§ Work required: Omit all pictures, then retype the data exactly as given.

↓↓↓

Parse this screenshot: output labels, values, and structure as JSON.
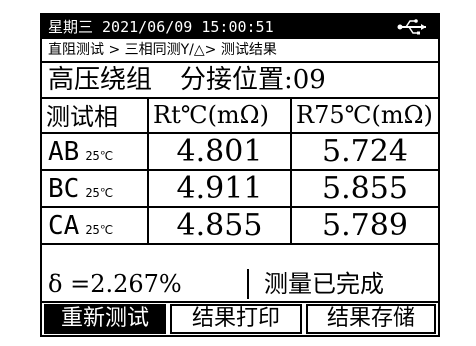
{
  "status": {
    "datetime": "星期三 2021/06/09 15:00:51",
    "icon": "usb-icon"
  },
  "breadcrumb": "直阻测试 > 三相同测Y/△> 测试结果",
  "header": {
    "title": "高压绕组",
    "tap_position": "分接位置:09"
  },
  "table": {
    "headers": [
      "测试相",
      "Rt℃(mΩ)",
      "R75℃(mΩ)"
    ],
    "rows": [
      {
        "phase": "AB",
        "temp": "25℃",
        "rt": "4.801",
        "r75": "5.724"
      },
      {
        "phase": "BC",
        "temp": "25℃",
        "rt": "4.911",
        "r75": "5.855"
      },
      {
        "phase": "CA",
        "temp": "25℃",
        "rt": "4.855",
        "r75": "5.789"
      }
    ]
  },
  "summary": {
    "delta": "δ =2.267%",
    "state": "测量已完成"
  },
  "buttons": {
    "retest": "重新测试",
    "print": "结果打印",
    "save": "结果存储"
  },
  "colors": {
    "background": "#ffffff",
    "foreground": "#000000"
  }
}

↑↑↑

§ Result:
Parse this screenshot: output labels, values, and structure as JSON.
{
  "status": {
    "datetime": "星期三 2021/06/09 15:00:51",
    "icon": "usb-icon"
  },
  "breadcrumb": "直阻测试 > 三相同测Y/△> 测试结果",
  "header": {
    "title": "高压绕组",
    "tap_position": "分接位置:09"
  },
  "table": {
    "headers": [
      "测试相",
      "Rt℃(mΩ)",
      "R75℃(mΩ)"
    ],
    "rows": [
      {
        "phase": "AB",
        "temp": "25℃",
        "rt": "4.801",
        "r75": "5.724"
      },
      {
        "phase": "BC",
        "temp": "25℃",
        "rt": "4.911",
        "r75": "5.855"
      },
      {
        "phase": "CA",
        "temp": "25℃",
        "rt": "4.855",
        "r75": "5.789"
      }
    ]
  },
  "summary": {
    "delta": "δ =2.267%",
    "state": "测量已完成"
  },
  "buttons": {
    "retest": "重新测试",
    "print": "结果打印",
    "save": "结果存储"
  },
  "colors": {
    "background": "#ffffff",
    "foreground": "#000000"
  }
}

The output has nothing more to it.